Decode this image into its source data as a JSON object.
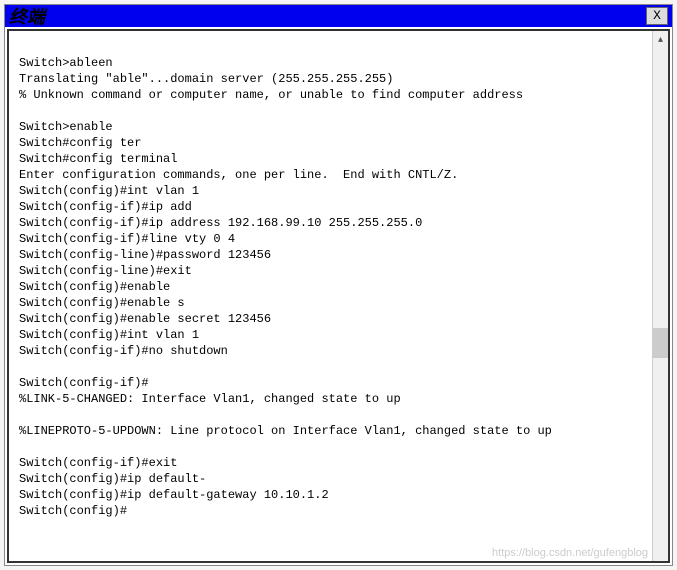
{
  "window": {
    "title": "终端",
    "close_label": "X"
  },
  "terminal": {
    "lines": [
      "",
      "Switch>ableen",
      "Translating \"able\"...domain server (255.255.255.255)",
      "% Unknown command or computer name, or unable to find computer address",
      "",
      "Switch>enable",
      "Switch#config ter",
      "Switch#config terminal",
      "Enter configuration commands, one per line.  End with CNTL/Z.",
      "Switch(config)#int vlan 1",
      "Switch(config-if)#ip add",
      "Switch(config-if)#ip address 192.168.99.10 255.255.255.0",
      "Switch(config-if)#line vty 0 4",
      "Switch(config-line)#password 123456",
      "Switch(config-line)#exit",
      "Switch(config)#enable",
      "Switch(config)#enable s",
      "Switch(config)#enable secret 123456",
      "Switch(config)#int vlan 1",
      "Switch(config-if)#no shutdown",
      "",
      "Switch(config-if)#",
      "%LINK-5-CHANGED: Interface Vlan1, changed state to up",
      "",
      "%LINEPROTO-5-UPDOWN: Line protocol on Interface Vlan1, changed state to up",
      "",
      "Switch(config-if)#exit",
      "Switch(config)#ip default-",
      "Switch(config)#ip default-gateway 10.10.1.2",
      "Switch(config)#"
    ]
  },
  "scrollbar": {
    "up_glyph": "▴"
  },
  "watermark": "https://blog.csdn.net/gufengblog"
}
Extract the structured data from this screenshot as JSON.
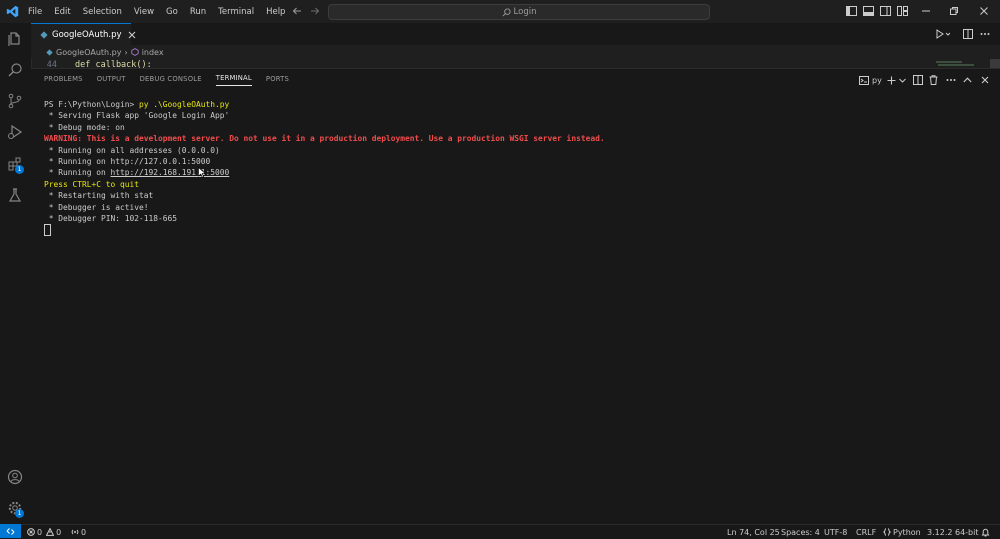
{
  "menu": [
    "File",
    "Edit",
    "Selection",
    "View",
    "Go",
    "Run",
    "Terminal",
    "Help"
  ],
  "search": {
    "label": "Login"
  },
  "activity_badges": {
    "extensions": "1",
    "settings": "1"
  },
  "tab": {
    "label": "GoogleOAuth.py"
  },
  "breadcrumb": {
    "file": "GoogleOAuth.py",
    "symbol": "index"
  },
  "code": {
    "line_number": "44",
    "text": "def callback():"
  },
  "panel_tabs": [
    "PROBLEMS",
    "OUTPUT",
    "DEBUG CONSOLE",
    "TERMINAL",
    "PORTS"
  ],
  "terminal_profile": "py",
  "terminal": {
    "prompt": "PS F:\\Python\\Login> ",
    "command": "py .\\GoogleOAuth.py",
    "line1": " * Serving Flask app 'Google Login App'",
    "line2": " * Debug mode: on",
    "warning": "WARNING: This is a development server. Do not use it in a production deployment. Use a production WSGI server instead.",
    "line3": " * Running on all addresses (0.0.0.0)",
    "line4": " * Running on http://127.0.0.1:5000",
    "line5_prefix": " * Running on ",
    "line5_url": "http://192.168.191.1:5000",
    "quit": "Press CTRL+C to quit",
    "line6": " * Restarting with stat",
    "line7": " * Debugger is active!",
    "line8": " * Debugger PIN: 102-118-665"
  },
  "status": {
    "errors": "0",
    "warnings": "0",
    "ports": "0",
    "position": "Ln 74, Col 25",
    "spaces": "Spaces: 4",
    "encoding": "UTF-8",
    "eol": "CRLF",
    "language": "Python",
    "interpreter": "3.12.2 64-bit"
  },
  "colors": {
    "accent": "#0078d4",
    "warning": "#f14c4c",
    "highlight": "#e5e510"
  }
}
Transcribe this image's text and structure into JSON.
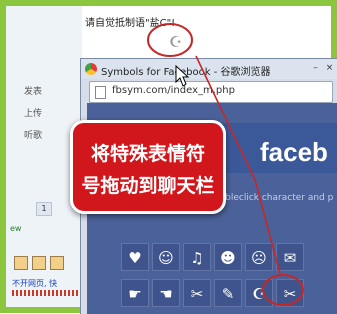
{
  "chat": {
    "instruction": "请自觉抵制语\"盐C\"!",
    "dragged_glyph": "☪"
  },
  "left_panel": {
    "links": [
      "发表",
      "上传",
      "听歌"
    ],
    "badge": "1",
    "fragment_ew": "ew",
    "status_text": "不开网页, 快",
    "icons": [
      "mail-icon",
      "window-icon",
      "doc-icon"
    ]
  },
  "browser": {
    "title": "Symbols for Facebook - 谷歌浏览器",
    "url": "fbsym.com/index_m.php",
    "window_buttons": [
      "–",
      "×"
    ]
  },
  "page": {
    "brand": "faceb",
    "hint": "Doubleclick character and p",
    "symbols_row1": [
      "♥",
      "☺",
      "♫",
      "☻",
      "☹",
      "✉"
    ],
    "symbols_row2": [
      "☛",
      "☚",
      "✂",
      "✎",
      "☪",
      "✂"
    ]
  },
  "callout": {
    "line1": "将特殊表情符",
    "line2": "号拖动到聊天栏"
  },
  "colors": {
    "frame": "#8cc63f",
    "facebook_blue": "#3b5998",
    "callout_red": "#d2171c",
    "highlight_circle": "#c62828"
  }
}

+++

--- What you will do ---
Extract, from the listing above, every line where the string "title" occurs.

--- Answer to the task ---
    "title": "终端",
    "title": "Symbols for Facebook - 谷歌浏览器",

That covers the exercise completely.